The listing beneath should be written out in full, exactly as shown.

## BEGIN ENTRIES SHOWN

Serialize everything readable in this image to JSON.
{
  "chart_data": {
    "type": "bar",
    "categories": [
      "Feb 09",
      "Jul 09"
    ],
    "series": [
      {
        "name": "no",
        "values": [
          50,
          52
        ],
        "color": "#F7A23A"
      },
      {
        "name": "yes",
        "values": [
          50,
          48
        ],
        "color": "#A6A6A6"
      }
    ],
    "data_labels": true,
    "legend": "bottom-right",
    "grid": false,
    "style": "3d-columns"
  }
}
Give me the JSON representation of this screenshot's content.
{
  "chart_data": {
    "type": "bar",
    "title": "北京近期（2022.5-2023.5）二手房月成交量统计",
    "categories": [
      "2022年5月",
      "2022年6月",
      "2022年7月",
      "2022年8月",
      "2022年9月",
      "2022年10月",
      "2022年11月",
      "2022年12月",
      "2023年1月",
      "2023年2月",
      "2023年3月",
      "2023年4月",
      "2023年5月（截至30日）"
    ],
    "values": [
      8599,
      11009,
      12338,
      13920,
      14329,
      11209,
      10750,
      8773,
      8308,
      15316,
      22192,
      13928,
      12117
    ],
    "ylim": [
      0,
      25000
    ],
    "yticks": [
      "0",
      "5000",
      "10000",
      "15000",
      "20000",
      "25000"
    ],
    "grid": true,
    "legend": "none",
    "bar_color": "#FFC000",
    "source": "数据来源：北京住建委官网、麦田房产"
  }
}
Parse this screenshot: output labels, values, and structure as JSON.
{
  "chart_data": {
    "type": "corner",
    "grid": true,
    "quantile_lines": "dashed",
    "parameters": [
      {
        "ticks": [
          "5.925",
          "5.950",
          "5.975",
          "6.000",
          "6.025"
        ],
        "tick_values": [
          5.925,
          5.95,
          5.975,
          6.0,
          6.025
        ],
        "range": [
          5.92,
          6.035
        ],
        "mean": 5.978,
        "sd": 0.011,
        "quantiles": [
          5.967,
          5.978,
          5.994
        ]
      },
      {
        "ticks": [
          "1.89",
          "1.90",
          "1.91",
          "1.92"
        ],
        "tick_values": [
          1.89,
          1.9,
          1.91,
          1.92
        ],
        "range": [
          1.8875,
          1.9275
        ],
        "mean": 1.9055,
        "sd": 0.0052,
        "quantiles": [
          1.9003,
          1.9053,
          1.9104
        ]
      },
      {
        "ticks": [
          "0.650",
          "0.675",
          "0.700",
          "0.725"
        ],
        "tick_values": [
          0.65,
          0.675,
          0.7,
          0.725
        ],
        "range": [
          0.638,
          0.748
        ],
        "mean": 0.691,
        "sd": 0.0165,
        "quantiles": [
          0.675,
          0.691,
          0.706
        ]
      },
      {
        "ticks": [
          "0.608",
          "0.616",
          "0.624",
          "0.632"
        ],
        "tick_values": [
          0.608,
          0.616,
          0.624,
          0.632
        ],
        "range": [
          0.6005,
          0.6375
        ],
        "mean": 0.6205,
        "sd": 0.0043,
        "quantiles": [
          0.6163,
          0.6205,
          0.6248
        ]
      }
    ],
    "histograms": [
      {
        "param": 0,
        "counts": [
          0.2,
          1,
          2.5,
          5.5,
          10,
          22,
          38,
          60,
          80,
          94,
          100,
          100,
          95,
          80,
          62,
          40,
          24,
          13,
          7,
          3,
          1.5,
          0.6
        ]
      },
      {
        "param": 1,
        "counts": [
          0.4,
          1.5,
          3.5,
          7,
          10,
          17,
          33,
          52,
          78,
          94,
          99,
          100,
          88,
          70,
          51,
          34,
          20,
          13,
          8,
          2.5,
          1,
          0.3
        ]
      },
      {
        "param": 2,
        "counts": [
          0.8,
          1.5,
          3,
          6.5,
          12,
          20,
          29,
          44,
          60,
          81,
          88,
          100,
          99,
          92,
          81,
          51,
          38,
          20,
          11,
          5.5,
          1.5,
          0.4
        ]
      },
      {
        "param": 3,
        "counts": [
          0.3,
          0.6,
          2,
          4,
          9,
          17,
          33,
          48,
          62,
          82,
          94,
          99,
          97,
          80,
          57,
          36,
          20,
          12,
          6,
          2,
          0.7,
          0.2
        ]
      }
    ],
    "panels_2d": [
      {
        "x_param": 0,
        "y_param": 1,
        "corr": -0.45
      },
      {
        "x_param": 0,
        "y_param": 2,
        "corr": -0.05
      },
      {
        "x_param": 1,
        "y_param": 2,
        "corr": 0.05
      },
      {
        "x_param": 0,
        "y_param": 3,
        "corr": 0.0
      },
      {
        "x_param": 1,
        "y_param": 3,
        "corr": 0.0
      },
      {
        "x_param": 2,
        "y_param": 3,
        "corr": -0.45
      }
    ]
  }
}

## END ENTRIES SHOWN

ANSWER TO THE PROBLEM:
Serialize everything readable in this image to JSON.
{
  "chart_data": {
    "type": "bar",
    "categories": [
      "Feb 09",
      "Jul 09"
    ],
    "series": [
      {
        "name": "no",
        "values": [
          50,
          52
        ],
        "color": "#F7A23A"
      },
      {
        "name": "yes",
        "values": [
          50,
          48
        ],
        "color": "#A6A6A6"
      }
    ],
    "data_labels": true,
    "legend": "bottom-right",
    "grid": false,
    "style": "3d-columns"
  }
}
Give me the JSON representation of this screenshot's content.
{
  "chart_data": {
    "type": "bar",
    "title": "北京近期（2022.5-2023.5）二手房月成交量统计",
    "categories": [
      "2022年5月",
      "2022年6月",
      "2022年7月",
      "2022年8月",
      "2022年9月",
      "2022年10月",
      "2022年11月",
      "2022年12月",
      "2023年1月",
      "2023年2月",
      "2023年3月",
      "2023年4月",
      "2023年5月（截至30日）"
    ],
    "values": [
      8599,
      11009,
      12338,
      13920,
      14329,
      11209,
      10750,
      8773,
      8308,
      15316,
      22192,
      13928,
      12117
    ],
    "ylim": [
      0,
      25000
    ],
    "yticks": [
      "0",
      "5000",
      "10000",
      "15000",
      "20000",
      "25000"
    ],
    "grid": true,
    "legend": "none",
    "bar_color": "#FFC000",
    "source": "数据来源：北京住建委官网、麦田房产"
  }
}
Parse this screenshot: output labels, values, and structure as JSON.
{
  "chart_data": {
    "type": "corner",
    "grid": true,
    "quantile_lines": "dashed",
    "parameters": [
      {
        "ticks": [
          "5.925",
          "5.950",
          "5.975",
          "6.000",
          "6.025"
        ],
        "tick_values": [
          5.925,
          5.95,
          5.975,
          6.0,
          6.025
        ],
        "range": [
          5.92,
          6.035
        ],
        "mean": 5.978,
        "sd": 0.011,
        "quantiles": [
          5.967,
          5.978,
          5.994
        ]
      },
      {
        "ticks": [
          "1.89",
          "1.90",
          "1.91",
          "1.92"
        ],
        "tick_values": [
          1.89,
          1.9,
          1.91,
          1.92
        ],
        "range": [
          1.8875,
          1.9275
        ],
        "mean": 1.9055,
        "sd": 0.0052,
        "quantiles": [
          1.9003,
          1.9053,
          1.9104
        ]
      },
      {
        "ticks": [
          "0.650",
          "0.675",
          "0.700",
          "0.725"
        ],
        "tick_values": [
          0.65,
          0.675,
          0.7,
          0.725
        ],
        "range": [
          0.638,
          0.748
        ],
        "mean": 0.691,
        "sd": 0.0165,
        "quantiles": [
          0.675,
          0.691,
          0.706
        ]
      },
      {
        "ticks": [
          "0.608",
          "0.616",
          "0.624",
          "0.632"
        ],
        "tick_values": [
          0.608,
          0.616,
          0.624,
          0.632
        ],
        "range": [
          0.6005,
          0.6375
        ],
        "mean": 0.6205,
        "sd": 0.0043,
        "quantiles": [
          0.6163,
          0.6205,
          0.6248
        ]
      }
    ],
    "histograms": [
      {
        "param": 0,
        "counts": [
          0.2,
          1,
          2.5,
          5.5,
          10,
          22,
          38,
          60,
          80,
          94,
          100,
          100,
          95,
          80,
          62,
          40,
          24,
          13,
          7,
          3,
          1.5,
          0.6
        ]
      },
      {
        "param": 1,
        "counts": [
          0.4,
          1.5,
          3.5,
          7,
          10,
          17,
          33,
          52,
          78,
          94,
          99,
          100,
          88,
          70,
          51,
          34,
          20,
          13,
          8,
          2.5,
          1,
          0.3
        ]
      },
      {
        "param": 2,
        "counts": [
          0.8,
          1.5,
          3,
          6.5,
          12,
          20,
          29,
          44,
          60,
          81,
          88,
          100,
          99,
          92,
          81,
          51,
          38,
          20,
          11,
          5.5,
          1.5,
          0.4
        ]
      },
      {
        "param": 3,
        "counts": [
          0.3,
          0.6,
          2,
          4,
          9,
          17,
          33,
          48,
          62,
          82,
          94,
          99,
          97,
          80,
          57,
          36,
          20,
          12,
          6,
          2,
          0.7,
          0.2
        ]
      }
    ],
    "panels_2d": [
      {
        "x_param": 0,
        "y_param": 1,
        "corr": -0.45
      },
      {
        "x_param": 0,
        "y_param": 2,
        "corr": -0.05
      },
      {
        "x_param": 1,
        "y_param": 2,
        "corr": 0.05
      },
      {
        "x_param": 0,
        "y_param": 3,
        "corr": 0.0
      },
      {
        "x_param": 1,
        "y_param": 3,
        "corr": 0.0
      },
      {
        "x_param": 2,
        "y_param": 3,
        "corr": -0.45
      }
    ]
  }
}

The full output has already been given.